*Supplied records*.
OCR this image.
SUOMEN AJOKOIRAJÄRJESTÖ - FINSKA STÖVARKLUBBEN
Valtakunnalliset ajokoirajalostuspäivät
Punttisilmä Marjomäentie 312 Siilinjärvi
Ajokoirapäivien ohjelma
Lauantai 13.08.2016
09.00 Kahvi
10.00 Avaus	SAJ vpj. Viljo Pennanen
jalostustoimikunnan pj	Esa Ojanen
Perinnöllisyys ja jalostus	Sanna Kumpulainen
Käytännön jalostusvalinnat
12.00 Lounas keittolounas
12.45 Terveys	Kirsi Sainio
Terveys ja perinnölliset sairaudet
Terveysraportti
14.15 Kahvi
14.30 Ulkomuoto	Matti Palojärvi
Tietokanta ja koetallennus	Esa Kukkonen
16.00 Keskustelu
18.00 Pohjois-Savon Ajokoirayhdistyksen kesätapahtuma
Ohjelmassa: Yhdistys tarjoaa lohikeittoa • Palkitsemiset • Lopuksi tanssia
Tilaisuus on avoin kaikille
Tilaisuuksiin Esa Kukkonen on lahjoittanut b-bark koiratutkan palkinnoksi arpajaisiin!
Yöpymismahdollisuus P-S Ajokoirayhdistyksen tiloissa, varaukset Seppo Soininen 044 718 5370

*Your goal*. Return the entries in full, keeping every line exactly as it is.

*Finished exercise*.
OCR this image.
SUOMEN AJOKOIRAJÄRJESTÖ - FINSKA STÖVARKLUBBEN
Valtakunnalliset ajokoirajalostuspäivät
Punttisilmä Marjomäentie 312 Siilinjärvi
Ajokoirapäivien ohjelma
Lauantai 13.08.2016
09.00 Kahvi
10.00 Avaus	SAJ vpj. Viljo Pennanen
jalostustoimikunnan pj	Esa Ojanen
Perinnöllisyys ja jalostus	Sanna Kumpulainen
Käytännön jalostusvalinnat
12.00 Lounas keittolounas
12.45 Terveys	Kirsi Sainio
Terveys ja perinnölliset sairaudet
Terveysraportti
14.15 Kahvi
14.30 Ulkomuoto	Matti Palojärvi
Tietokanta ja koetallennus	Esa Kukkonen
16.00 Keskustelu
18.00 Pohjois-Savon Ajokoirayhdistyksen kesätapahtuma
Ohjelmassa: Yhdistys tarjoaa lohikeittoa • Palkitsemiset • Lopuksi tanssia
Tilaisuus on avoin kaikille
Tilaisuuksiin Esa Kukkonen on lahjoittanut b-bark koiratutkan palkinnoksi arpajaisiin!
Yöpymismahdollisuus P-S Ajokoirayhdistyksen tiloissa, varaukset Seppo Soininen 044 718 5370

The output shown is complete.